#### TASK DESCRIPTION
In the material below, find how many lines contain the string "name". Write only that number.

──────

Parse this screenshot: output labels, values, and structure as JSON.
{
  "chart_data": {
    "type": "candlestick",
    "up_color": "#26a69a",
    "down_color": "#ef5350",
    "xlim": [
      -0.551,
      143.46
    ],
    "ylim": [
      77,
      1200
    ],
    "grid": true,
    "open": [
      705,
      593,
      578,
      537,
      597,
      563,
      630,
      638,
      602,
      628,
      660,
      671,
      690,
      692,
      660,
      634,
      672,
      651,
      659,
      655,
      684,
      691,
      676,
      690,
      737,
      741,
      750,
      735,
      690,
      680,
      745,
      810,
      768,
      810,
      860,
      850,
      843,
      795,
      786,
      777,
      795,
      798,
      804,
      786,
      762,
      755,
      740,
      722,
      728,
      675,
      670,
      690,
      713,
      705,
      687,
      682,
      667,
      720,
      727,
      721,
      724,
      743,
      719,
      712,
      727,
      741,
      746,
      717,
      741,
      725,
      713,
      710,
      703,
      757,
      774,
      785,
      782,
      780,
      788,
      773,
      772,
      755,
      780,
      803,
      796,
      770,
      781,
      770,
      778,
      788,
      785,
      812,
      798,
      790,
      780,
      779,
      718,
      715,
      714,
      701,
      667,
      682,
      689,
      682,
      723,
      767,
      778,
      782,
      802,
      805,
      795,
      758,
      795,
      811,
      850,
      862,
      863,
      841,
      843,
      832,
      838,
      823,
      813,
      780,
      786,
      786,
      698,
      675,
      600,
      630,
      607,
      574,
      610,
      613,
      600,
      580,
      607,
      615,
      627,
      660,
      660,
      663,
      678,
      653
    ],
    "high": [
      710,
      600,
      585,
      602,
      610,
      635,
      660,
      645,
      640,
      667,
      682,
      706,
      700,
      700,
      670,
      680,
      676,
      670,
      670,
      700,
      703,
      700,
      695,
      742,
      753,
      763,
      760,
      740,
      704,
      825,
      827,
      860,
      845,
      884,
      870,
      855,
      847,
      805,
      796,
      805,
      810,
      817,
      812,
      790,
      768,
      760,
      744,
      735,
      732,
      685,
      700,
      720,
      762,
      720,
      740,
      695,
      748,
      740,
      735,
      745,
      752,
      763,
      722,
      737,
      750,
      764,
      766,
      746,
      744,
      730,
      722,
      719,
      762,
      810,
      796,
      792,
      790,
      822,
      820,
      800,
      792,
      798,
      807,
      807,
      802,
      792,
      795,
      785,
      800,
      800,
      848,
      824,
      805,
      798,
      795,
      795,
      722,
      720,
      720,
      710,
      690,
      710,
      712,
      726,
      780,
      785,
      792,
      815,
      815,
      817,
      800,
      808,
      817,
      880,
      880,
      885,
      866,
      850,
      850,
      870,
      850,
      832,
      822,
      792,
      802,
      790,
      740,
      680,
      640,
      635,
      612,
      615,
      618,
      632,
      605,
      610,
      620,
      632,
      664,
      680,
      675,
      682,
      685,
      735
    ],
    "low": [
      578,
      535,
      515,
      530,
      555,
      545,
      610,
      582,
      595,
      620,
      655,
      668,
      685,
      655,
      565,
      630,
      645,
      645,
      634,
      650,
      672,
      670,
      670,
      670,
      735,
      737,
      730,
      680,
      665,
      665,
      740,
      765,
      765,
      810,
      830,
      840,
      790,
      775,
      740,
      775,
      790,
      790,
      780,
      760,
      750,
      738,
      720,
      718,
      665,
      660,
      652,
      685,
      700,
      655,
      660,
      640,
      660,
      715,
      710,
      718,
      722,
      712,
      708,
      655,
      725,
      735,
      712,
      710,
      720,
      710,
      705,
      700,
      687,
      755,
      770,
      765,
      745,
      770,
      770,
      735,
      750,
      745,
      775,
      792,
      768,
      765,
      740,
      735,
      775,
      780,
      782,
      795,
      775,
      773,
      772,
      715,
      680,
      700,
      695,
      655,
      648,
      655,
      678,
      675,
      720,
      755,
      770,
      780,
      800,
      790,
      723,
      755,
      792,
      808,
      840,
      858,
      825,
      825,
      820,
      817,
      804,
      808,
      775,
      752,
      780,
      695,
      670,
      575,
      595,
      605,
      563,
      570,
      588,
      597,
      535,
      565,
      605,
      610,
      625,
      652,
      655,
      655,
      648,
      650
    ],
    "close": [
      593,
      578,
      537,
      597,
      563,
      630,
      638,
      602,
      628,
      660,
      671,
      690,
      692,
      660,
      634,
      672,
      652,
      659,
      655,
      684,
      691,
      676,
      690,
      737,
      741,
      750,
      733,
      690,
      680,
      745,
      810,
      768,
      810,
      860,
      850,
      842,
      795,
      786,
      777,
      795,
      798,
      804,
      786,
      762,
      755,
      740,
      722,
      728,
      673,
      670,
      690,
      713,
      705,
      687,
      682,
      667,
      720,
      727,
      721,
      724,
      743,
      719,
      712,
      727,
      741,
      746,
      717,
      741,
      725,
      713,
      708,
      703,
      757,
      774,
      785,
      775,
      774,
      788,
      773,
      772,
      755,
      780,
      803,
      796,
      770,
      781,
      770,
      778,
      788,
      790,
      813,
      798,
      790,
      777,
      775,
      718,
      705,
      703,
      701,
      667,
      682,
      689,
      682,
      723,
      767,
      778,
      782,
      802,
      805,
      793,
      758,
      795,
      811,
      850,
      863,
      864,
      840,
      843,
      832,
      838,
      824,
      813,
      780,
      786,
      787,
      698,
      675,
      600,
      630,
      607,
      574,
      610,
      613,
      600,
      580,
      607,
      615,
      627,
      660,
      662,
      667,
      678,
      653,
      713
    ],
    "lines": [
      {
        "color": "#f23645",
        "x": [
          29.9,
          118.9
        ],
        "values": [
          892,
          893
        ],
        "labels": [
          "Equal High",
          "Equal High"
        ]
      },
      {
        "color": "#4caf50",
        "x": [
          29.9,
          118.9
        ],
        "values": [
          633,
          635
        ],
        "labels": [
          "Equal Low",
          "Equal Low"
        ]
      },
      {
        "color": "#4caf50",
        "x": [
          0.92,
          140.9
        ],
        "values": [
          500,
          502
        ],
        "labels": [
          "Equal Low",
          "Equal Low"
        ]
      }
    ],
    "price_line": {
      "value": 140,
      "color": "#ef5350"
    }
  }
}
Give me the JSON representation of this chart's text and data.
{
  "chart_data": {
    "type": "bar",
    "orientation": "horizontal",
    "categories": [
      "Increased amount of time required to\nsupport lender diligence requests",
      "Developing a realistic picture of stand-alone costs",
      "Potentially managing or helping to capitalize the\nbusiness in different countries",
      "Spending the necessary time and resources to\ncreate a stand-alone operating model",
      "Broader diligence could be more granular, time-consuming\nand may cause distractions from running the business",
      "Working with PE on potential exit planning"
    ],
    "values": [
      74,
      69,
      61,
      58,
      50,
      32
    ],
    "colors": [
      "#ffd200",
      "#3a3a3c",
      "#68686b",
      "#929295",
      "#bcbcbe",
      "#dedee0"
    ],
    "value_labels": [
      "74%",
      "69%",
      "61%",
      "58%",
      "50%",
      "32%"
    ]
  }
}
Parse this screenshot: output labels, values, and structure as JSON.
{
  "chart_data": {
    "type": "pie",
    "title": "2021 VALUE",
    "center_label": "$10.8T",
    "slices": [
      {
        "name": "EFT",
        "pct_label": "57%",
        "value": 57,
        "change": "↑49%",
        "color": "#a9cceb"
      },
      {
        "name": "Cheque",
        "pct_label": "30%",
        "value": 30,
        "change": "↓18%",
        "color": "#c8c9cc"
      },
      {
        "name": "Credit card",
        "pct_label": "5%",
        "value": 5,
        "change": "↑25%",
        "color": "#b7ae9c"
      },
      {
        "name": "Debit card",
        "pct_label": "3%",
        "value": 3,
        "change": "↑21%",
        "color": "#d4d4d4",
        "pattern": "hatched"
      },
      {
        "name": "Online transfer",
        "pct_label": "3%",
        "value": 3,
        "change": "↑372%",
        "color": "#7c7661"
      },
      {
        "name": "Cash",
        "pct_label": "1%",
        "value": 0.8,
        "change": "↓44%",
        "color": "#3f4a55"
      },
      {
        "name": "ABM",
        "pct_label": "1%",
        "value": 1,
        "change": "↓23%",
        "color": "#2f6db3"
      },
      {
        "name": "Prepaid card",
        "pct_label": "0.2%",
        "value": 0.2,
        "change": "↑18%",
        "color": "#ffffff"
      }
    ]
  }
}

──────

#### OUTPUT OF THE EXERCISE
8